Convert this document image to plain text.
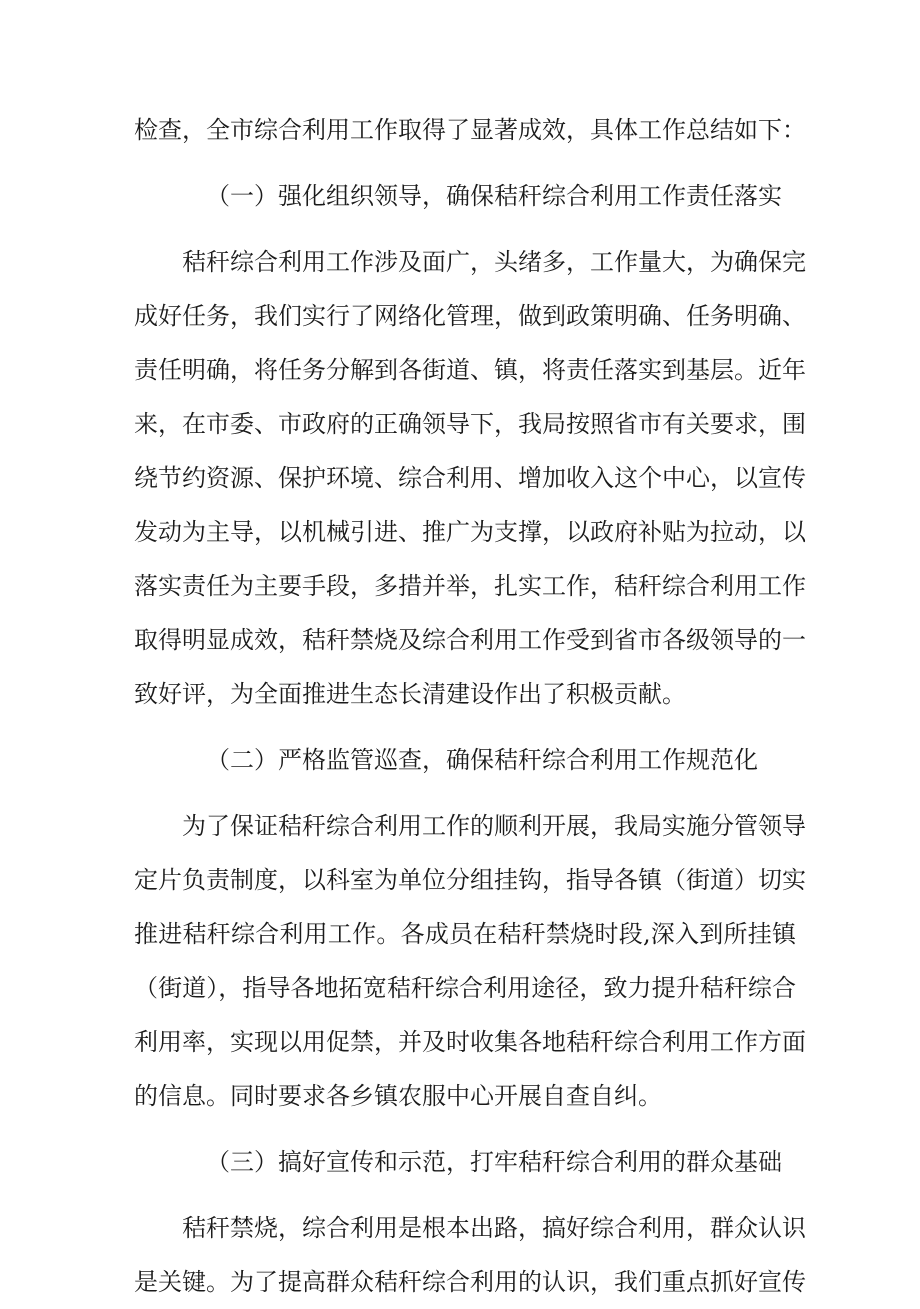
检查，全市综合利用工作取得了显著成效，具体工作总结如下：
（一）强化组织领导，确保秸秆综合利用工作责任落实
秸秆综合利用工作涉及面广，头绪多，工作量大，为确保完
成好任务，我们实行了网络化管理，做到政策明确、任务明确、
责任明确，将任务分解到各街道、镇，将责任落实到基层。近年
来，在市委、市政府的正确领导下，我局按照省市有关要求，围
绕节约资源、保护环境、综合利用、增加收入这个中心，以宣传
发动为主导，以机械引进、推广为支撑，以政府补贴为拉动，以
落实责任为主要手段，多措并举，扎实工作，秸秆综合利用工作
取得明显成效，秸秆禁烧及综合利用工作受到省市各级领导的一
致好评，为全面推进生态长清建设作出了积极贡献。
（二）严格监管巡查，确保秸秆综合利用工作规范化
为了保证秸秆综合利用工作的顺利开展，我局实施分管领导
定片负责制度，以科室为单位分组挂钩，指导各镇（街道）切实
推进秸秆综合利用工作。各成员在秸秆禁烧时段,深入到所挂镇
（街道），指导各地拓宽秸秆综合利用途径，致力提升秸秆综合
利用率，实现以用促禁，并及时收集各地秸秆综合利用工作方面
的信息。同时要求各乡镇农服中心开展自查自纠。
（三）搞好宣传和示范，打牢秸秆综合利用的群众基础
秸秆禁烧，综合利用是根本出路，搞好综合利用，群众认识
是关键。为了提高群众秸秆综合利用的认识，我们重点抓好宣传
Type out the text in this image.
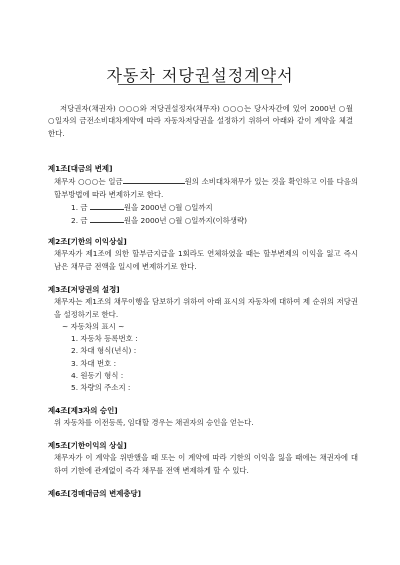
자동차 저당권설정계약서
저당권자(채권자) ○○○와 저당권설정자(채무자) ○○○는 당사자간에 있어 2000년 ○월 ○일자의 금전소비대차계약에 따라 자동차저당권을 설정하기 위하여 아래와 같이 계약을 체결한다.
제1조[대금의 변제]
채무자 ○○○는 일금	원의 소비대차채무가 있는 것을 확인하고 이를 다음의 할부방법에 따라 변제하기로 한다.
1. 금	원을 2000년 ○월 ○일까지
2. 금	원을 2000년 ○월 ○일까지(이하생략)
제2조[기한의 이익상실]
채무자가 제1조에 의한 할부금지급을 1회라도 연체하였을 때는 할부변제의 이익을 잃고 즉시 남은 채무금 전액을 일시에 변제하기로 한다.
제3조[저당권의 설정]
채무자는 제1조의 채무이행을 담보하기 위하여 아래 표시의 자동차에 대하여 제 순위의 저당권을 설정하기로 한다.
~ 자동차의 표시 ~
1. 자동차 등록번호 :
2. 차대 형식(년식) :
3. 차대 번호 :
4. 원동기 형식 :
5. 차량의 주소지 :
제4조[제3자의 승인]
위 자동차를 이전등록, 임대할 경우는 채권자의 승인을 얻는다.
제5조[기한이익의 상실]
채무자가 이 계약을 위반했을 때 또는 이 계약에 따라 기한의 이익을 잃을 때에는 채권자에 대하여 기한에 관계없이 즉각 채무를 전액 변제하게 할 수 있다.
제6조[경매대금의 변제충당]
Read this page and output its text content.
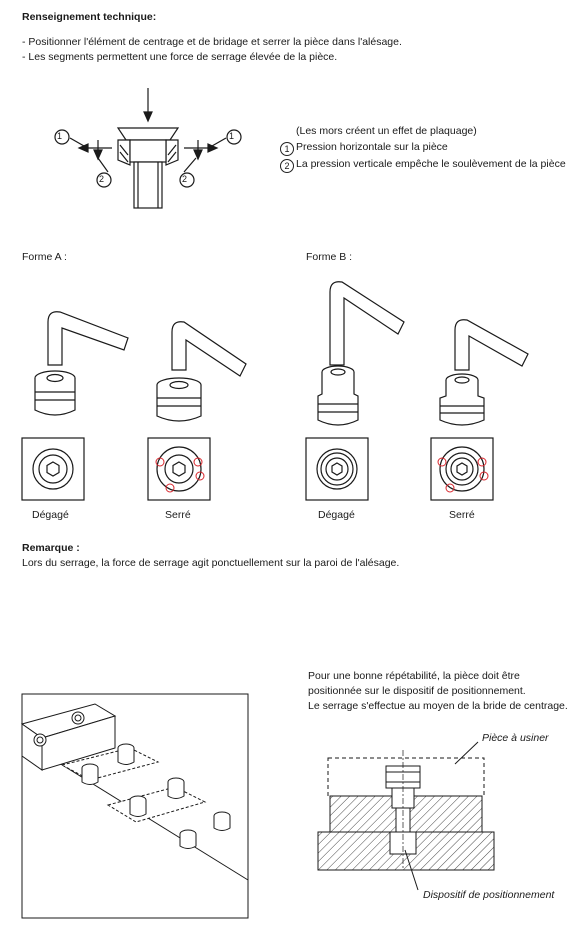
Renseignement technique:
- Positionner l'élément de centrage et de bridage et serrer la pièce dans l'alésage.
- Les segments permettent une force de serrage élevée de la pièce.
1	1
2	2
(Les mors créent un effet de plaquage)
1 Pression horizontale sur la pièce
2 La pression verticale empêche le soulèvement de la pièce
Forme A :	Forme B :
Dégagé	Serré	Dégagé	Serré
Remarque :
Lors du serrage, la force de serrage agit ponctuellement sur la paroi de l'alésage.
Pour une bonne répétabilité, la pièce doit être
positionnée sur le dispositif de positionnement.
Le serrage s'effectue au moyen de la bride de centrage.
Pièce à usiner
Dispositif de positionnement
........
Output all of the data exactly as it stands, minus any images.

= SOLVED PROBLEM =
Convert this document image to plain text.
检查，全市综合利用工作取得了显著成效，具体工作总结如下：
（一）强化组织领导，确保秸秆综合利用工作责任落实
秸秆综合利用工作涉及面广，头绪多，工作量大，为确保完
成好任务，我们实行了网络化管理，做到政策明确、任务明确、
责任明确，将任务分解到各街道、镇，将责任落实到基层。近年
来，在市委、市政府的正确领导下，我局按照省市有关要求，围
绕节约资源、保护环境、综合利用、增加收入这个中心，以宣传
发动为主导，以机械引进、推广为支撑，以政府补贴为拉动，以
落实责任为主要手段，多措并举，扎实工作，秸秆综合利用工作
取得明显成效，秸秆禁烧及综合利用工作受到省市各级领导的一
致好评，为全面推进生态长清建设作出了积极贡献。
（二）严格监管巡查，确保秸秆综合利用工作规范化
为了保证秸秆综合利用工作的顺利开展，我局实施分管领导
定片负责制度，以科室为单位分组挂钩，指导各镇（街道）切实
推进秸秆综合利用工作。各成员在秸秆禁烧时段,深入到所挂镇
（街道），指导各地拓宽秸秆综合利用途径，致力提升秸秆综合
利用率，实现以用促禁，并及时收集各地秸秆综合利用工作方面
的信息。同时要求各乡镇农服中心开展自查自纠。
（三）搞好宣传和示范，打牢秸秆综合利用的群众基础
秸秆禁烧，综合利用是根本出路，搞好综合利用，群众认识
是关键。为了提高群众秸秆综合利用的认识，我们重点抓好宣传
Type out the text in this image.
자동차 저당권설정계약서
저당권자(채권자) ○○○와 저당권설정자(채무자) ○○○는 당사자간에 있어 2000년 ○월 ○일자의 금전소비대차계약에 따라 자동차저당권을 설정하기 위하여 아래와 같이 계약을 체결한다.
제1조[대금의 변제]
채무자 ○○○는 일금	원의 소비대차채무가 있는 것을 확인하고 이를 다음의 할부방법에 따라 변제하기로 한다.
1. 금	원을 2000년 ○월 ○일까지
2. 금	원을 2000년 ○월 ○일까지(이하생략)
제2조[기한의 이익상실]
채무자가 제1조에 의한 할부금지급을 1회라도 연체하였을 때는 할부변제의 이익을 잃고 즉시 남은 채무금 전액을 일시에 변제하기로 한다.
제3조[저당권의 설정]
채무자는 제1조의 채무이행을 담보하기 위하여 아래 표시의 자동차에 대하여 제 순위의 저당권을 설정하기로 한다.
~ 자동차의 표시 ~
1. 자동차 등록번호 :
2. 차대 형식(년식) :
3. 차대 번호 :
4. 원동기 형식 :
5. 차량의 주소지 :
제4조[제3자의 승인]
위 자동차를 이전등록, 임대할 경우는 채권자의 승인을 얻는다.
제5조[기한이익의 상실]
채무자가 이 계약을 위반했을 때 또는 이 계약에 따라 기한의 이익을 잃을 때에는 채권자에 대하여 기한에 관계없이 즉각 채무를 전액 변제하게 할 수 있다.
제6조[경매대금의 변제충당]
Read this page and output its text content.
Renseignement technique:
- Positionner l'élément de centrage et de bridage et serrer la pièce dans l'alésage.
- Les segments permettent une force de serrage élevée de la pièce.
1	1
2	2
(Les mors créent un effet de plaquage)
1 Pression horizontale sur la pièce
2 La pression verticale empêche le soulèvement de la pièce
Forme A :	Forme B :
Dégagé	Serré	Dégagé	Serré
Remarque :
Lors du serrage, la force de serrage agit ponctuellement sur la paroi de l'alésage.
Pour une bonne répétabilité, la pièce doit être
positionnée sur le dispositif de positionnement.
Le serrage s'effectue au moyen de la bride de centrage.
Pièce à usiner
Dispositif de positionnement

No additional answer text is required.